> Record extracts:
# # #
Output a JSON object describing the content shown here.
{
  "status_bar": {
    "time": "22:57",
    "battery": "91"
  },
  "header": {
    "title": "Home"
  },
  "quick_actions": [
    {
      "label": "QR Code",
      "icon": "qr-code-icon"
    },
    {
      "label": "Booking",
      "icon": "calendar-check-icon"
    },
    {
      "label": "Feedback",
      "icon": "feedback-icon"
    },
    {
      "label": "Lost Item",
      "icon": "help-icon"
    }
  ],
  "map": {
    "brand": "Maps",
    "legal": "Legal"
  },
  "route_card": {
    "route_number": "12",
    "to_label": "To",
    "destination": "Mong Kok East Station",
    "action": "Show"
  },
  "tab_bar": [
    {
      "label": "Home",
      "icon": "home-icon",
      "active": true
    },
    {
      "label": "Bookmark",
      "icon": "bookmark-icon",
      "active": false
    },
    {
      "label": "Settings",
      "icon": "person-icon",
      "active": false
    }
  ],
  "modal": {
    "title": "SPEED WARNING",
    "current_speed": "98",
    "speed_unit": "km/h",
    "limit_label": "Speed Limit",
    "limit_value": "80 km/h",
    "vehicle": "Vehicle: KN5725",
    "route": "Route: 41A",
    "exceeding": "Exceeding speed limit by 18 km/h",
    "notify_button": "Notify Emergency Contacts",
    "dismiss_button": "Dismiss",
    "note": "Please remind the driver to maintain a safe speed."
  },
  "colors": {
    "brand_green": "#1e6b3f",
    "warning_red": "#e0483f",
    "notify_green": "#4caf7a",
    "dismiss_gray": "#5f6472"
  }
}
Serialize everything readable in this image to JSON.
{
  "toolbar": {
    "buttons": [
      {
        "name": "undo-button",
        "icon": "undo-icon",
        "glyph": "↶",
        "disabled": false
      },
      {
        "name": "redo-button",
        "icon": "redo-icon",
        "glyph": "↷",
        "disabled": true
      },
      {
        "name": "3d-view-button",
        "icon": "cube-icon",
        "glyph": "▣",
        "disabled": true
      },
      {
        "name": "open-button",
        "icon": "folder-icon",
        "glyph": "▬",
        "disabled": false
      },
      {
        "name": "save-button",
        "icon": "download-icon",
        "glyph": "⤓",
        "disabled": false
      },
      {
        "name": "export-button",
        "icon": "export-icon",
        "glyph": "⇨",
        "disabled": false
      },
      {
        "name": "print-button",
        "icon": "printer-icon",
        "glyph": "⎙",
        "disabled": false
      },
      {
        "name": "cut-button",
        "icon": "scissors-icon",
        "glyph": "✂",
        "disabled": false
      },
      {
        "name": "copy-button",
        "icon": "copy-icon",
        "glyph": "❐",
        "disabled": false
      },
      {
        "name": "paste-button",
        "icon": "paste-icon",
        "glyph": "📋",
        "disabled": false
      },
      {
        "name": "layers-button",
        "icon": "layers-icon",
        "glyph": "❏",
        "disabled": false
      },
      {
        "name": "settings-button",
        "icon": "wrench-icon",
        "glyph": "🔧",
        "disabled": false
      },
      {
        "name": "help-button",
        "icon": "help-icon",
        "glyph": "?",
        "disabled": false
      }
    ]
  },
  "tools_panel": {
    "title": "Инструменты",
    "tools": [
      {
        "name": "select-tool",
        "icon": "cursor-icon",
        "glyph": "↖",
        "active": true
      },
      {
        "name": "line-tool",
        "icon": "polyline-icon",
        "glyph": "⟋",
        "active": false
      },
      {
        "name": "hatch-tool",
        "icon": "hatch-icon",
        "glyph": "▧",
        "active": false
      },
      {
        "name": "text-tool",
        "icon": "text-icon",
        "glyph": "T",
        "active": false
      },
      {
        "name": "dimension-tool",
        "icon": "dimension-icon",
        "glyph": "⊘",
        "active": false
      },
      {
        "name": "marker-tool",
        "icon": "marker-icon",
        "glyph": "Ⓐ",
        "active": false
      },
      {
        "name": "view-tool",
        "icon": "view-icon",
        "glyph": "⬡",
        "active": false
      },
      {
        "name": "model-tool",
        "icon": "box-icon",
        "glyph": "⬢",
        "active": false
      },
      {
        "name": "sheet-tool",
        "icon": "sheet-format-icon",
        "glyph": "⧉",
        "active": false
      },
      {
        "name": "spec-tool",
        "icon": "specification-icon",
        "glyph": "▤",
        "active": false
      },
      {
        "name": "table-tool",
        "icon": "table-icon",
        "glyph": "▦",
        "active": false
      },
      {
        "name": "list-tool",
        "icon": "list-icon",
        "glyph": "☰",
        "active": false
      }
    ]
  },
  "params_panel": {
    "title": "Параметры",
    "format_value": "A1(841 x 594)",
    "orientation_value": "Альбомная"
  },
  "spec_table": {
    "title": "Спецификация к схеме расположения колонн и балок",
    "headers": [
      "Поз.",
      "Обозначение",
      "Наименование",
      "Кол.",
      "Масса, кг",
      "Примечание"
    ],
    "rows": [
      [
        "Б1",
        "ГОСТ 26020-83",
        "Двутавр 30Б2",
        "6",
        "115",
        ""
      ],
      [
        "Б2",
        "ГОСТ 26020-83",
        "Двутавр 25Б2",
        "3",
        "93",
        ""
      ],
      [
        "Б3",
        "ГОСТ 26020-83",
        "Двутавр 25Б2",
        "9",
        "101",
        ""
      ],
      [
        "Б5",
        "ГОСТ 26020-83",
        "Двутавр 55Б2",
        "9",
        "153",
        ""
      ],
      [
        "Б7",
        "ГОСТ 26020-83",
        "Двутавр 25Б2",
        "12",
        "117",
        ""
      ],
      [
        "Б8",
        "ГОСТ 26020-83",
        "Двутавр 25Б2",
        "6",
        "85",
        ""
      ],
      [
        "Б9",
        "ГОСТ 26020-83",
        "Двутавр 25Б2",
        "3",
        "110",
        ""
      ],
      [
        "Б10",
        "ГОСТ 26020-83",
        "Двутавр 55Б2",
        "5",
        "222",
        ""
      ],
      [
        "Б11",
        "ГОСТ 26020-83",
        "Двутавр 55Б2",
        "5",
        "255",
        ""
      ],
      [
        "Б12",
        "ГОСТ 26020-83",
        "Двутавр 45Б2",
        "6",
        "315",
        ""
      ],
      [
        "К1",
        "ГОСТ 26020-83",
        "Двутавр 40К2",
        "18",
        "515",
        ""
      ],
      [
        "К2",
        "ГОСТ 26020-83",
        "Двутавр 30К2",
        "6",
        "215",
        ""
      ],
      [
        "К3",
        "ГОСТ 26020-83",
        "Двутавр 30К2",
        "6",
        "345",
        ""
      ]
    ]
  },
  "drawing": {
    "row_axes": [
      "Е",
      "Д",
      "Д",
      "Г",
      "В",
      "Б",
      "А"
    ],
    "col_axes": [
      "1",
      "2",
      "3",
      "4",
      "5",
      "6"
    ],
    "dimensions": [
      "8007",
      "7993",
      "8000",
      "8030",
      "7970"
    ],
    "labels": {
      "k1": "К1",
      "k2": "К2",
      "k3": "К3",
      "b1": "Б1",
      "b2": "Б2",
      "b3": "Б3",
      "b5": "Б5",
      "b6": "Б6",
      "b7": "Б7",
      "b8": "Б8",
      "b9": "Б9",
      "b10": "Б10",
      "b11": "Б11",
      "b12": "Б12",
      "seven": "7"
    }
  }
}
# # #
> Stated goal: Copy the entries above exactly, leaving none out.

> Answer to this task:
Output a JSON object describing the content shown here.
{
  "status_bar": {
    "time": "22:57",
    "battery": "91"
  },
  "header": {
    "title": "Home"
  },
  "quick_actions": [
    {
      "label": "QR Code",
      "icon": "qr-code-icon"
    },
    {
      "label": "Booking",
      "icon": "calendar-check-icon"
    },
    {
      "label": "Feedback",
      "icon": "feedback-icon"
    },
    {
      "label": "Lost Item",
      "icon": "help-icon"
    }
  ],
  "map": {
    "brand": "Maps",
    "legal": "Legal"
  },
  "route_card": {
    "route_number": "12",
    "to_label": "To",
    "destination": "Mong Kok East Station",
    "action": "Show"
  },
  "tab_bar": [
    {
      "label": "Home",
      "icon": "home-icon",
      "active": true
    },
    {
      "label": "Bookmark",
      "icon": "bookmark-icon",
      "active": false
    },
    {
      "label": "Settings",
      "icon": "person-icon",
      "active": false
    }
  ],
  "modal": {
    "title": "SPEED WARNING",
    "current_speed": "98",
    "speed_unit": "km/h",
    "limit_label": "Speed Limit",
    "limit_value": "80 km/h",
    "vehicle": "Vehicle: KN5725",
    "route": "Route: 41A",
    "exceeding": "Exceeding speed limit by 18 km/h",
    "notify_button": "Notify Emergency Contacts",
    "dismiss_button": "Dismiss",
    "note": "Please remind the driver to maintain a safe speed."
  },
  "colors": {
    "brand_green": "#1e6b3f",
    "warning_red": "#e0483f",
    "notify_green": "#4caf7a",
    "dismiss_gray": "#5f6472"
  }
}
Serialize everything readable in this image to JSON.
{
  "toolbar": {
    "buttons": [
      {
        "name": "undo-button",
        "icon": "undo-icon",
        "glyph": "↶",
        "disabled": false
      },
      {
        "name": "redo-button",
        "icon": "redo-icon",
        "glyph": "↷",
        "disabled": true
      },
      {
        "name": "3d-view-button",
        "icon": "cube-icon",
        "glyph": "▣",
        "disabled": true
      },
      {
        "name": "open-button",
        "icon": "folder-icon",
        "glyph": "▬",
        "disabled": false
      },
      {
        "name": "save-button",
        "icon": "download-icon",
        "glyph": "⤓",
        "disabled": false
      },
      {
        "name": "export-button",
        "icon": "export-icon",
        "glyph": "⇨",
        "disabled": false
      },
      {
        "name": "print-button",
        "icon": "printer-icon",
        "glyph": "⎙",
        "disabled": false
      },
      {
        "name": "cut-button",
        "icon": "scissors-icon",
        "glyph": "✂",
        "disabled": false
      },
      {
        "name": "copy-button",
        "icon": "copy-icon",
        "glyph": "❐",
        "disabled": false
      },
      {
        "name": "paste-button",
        "icon": "paste-icon",
        "glyph": "📋",
        "disabled": false
      },
      {
        "name": "layers-button",
        "icon": "layers-icon",
        "glyph": "❏",
        "disabled": false
      },
      {
        "name": "settings-button",
        "icon": "wrench-icon",
        "glyph": "🔧",
        "disabled": false
      },
      {
        "name": "help-button",
        "icon": "help-icon",
        "glyph": "?",
        "disabled": false
      }
    ]
  },
  "tools_panel": {
    "title": "Инструменты",
    "tools": [
      {
        "name": "select-tool",
        "icon": "cursor-icon",
        "glyph": "↖",
        "active": true
      },
      {
        "name": "line-tool",
        "icon": "polyline-icon",
        "glyph": "⟋",
        "active": false
      },
      {
        "name": "hatch-tool",
        "icon": "hatch-icon",
        "glyph": "▧",
        "active": false
      },
      {
        "name": "text-tool",
        "icon": "text-icon",
        "glyph": "T",
        "active": false
      },
      {
        "name": "dimension-tool",
        "icon": "dimension-icon",
        "glyph": "⊘",
        "active": false
      },
      {
        "name": "marker-tool",
        "icon": "marker-icon",
        "glyph": "Ⓐ",
        "active": false
      },
      {
        "name": "view-tool",
        "icon": "view-icon",
        "glyph": "⬡",
        "active": false
      },
      {
        "name": "model-tool",
        "icon": "box-icon",
        "glyph": "⬢",
        "active": false
      },
      {
        "name": "sheet-tool",
        "icon": "sheet-format-icon",
        "glyph": "⧉",
        "active": false
      },
      {
        "name": "spec-tool",
        "icon": "specification-icon",
        "glyph": "▤",
        "active": false
      },
      {
        "name": "table-tool",
        "icon": "table-icon",
        "glyph": "▦",
        "active": false
      },
      {
        "name": "list-tool",
        "icon": "list-icon",
        "glyph": "☰",
        "active": false
      }
    ]
  },
  "params_panel": {
    "title": "Параметры",
    "format_value": "A1(841 x 594)",
    "orientation_value": "Альбомная"
  },
  "spec_table": {
    "title": "Спецификация к схеме расположения колонн и балок",
    "headers": [
      "Поз.",
      "Обозначение",
      "Наименование",
      "Кол.",
      "Масса, кг",
      "Примечание"
    ],
    "rows": [
      [
        "Б1",
        "ГОСТ 26020-83",
        "Двутавр 30Б2",
        "6",
        "115",
        ""
      ],
      [
        "Б2",
        "ГОСТ 26020-83",
        "Двутавр 25Б2",
        "3",
        "93",
        ""
      ],
      [
        "Б3",
        "ГОСТ 26020-83",
        "Двутавр 25Б2",
        "9",
        "101",
        ""
      ],
      [
        "Б5",
        "ГОСТ 26020-83",
        "Двутавр 55Б2",
        "9",
        "153",
        ""
      ],
      [
        "Б7",
        "ГОСТ 26020-83",
        "Двутавр 25Б2",
        "12",
        "117",
        ""
      ],
      [
        "Б8",
        "ГОСТ 26020-83",
        "Двутавр 25Б2",
        "6",
        "85",
        ""
      ],
      [
        "Б9",
        "ГОСТ 26020-83",
        "Двутавр 25Б2",
        "3",
        "110",
        ""
      ],
      [
        "Б10",
        "ГОСТ 26020-83",
        "Двутавр 55Б2",
        "5",
        "222",
        ""
      ],
      [
        "Б11",
        "ГОСТ 26020-83",
        "Двутавр 55Б2",
        "5",
        "255",
        ""
      ],
      [
        "Б12",
        "ГОСТ 26020-83",
        "Двутавр 45Б2",
        "6",
        "315",
        ""
      ],
      [
        "К1",
        "ГОСТ 26020-83",
        "Двутавр 40К2",
        "18",
        "515",
        ""
      ],
      [
        "К2",
        "ГОСТ 26020-83",
        "Двутавр 30К2",
        "6",
        "215",
        ""
      ],
      [
        "К3",
        "ГОСТ 26020-83",
        "Двутавр 30К2",
        "6",
        "345",
        ""
      ]
    ]
  },
  "drawing": {
    "row_axes": [
      "Е",
      "Д",
      "Д",
      "Г",
      "В",
      "Б",
      "А"
    ],
    "col_axes": [
      "1",
      "2",
      "3",
      "4",
      "5",
      "6"
    ],
    "dimensions": [
      "8007",
      "7993",
      "8000",
      "8030",
      "7970"
    ],
    "labels": {
      "k1": "К1",
      "k2": "К2",
      "k3": "К3",
      "b1": "Б1",
      "b2": "Б2",
      "b3": "Б3",
      "b5": "Б5",
      "b6": "Б6",
      "b7": "Б7",
      "b8": "Б8",
      "b9": "Б9",
      "b10": "Б10",
      "b11": "Б11",
      "b12": "Б12",
      "seven": "7"
    }
  }
}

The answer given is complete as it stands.